Exercise prompt: List each line holding the string "text".

Records excerpted from a collection:
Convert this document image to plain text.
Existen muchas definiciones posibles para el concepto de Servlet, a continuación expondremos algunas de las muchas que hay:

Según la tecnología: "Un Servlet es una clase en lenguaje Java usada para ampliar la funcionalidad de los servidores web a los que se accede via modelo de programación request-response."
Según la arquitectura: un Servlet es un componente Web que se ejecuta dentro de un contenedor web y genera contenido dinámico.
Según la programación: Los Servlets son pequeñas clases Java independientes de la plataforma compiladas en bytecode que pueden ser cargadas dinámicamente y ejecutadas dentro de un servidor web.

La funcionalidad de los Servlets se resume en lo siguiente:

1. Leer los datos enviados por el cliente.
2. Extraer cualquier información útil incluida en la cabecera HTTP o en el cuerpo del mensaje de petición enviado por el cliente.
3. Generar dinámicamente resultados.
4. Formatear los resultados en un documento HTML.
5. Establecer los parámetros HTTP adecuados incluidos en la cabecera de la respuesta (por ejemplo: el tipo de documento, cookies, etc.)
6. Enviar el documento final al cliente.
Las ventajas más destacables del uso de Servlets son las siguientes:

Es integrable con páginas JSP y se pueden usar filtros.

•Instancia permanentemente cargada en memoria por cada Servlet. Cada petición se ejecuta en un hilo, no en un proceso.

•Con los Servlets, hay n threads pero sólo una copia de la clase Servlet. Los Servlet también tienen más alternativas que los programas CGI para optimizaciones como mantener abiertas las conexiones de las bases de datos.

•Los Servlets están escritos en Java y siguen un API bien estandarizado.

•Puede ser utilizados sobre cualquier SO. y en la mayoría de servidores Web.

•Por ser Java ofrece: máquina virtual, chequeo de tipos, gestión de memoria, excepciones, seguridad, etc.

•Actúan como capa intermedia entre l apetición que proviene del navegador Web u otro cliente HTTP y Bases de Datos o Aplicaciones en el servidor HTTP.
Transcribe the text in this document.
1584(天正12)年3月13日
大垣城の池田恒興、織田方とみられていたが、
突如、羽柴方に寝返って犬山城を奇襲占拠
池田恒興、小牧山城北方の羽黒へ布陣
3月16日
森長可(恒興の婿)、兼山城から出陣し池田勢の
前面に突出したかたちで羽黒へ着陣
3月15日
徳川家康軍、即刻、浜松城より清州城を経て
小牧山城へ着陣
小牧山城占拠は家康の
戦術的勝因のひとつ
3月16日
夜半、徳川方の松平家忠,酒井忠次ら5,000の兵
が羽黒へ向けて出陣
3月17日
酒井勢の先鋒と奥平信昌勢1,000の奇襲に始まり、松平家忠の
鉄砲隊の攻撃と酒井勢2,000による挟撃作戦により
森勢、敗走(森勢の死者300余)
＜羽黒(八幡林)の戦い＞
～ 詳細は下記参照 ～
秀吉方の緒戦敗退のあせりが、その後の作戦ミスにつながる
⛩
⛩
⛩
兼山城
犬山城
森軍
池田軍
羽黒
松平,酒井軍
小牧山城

Solved exercise:
Convert this document image to plain text.
Transcribe the text in this document.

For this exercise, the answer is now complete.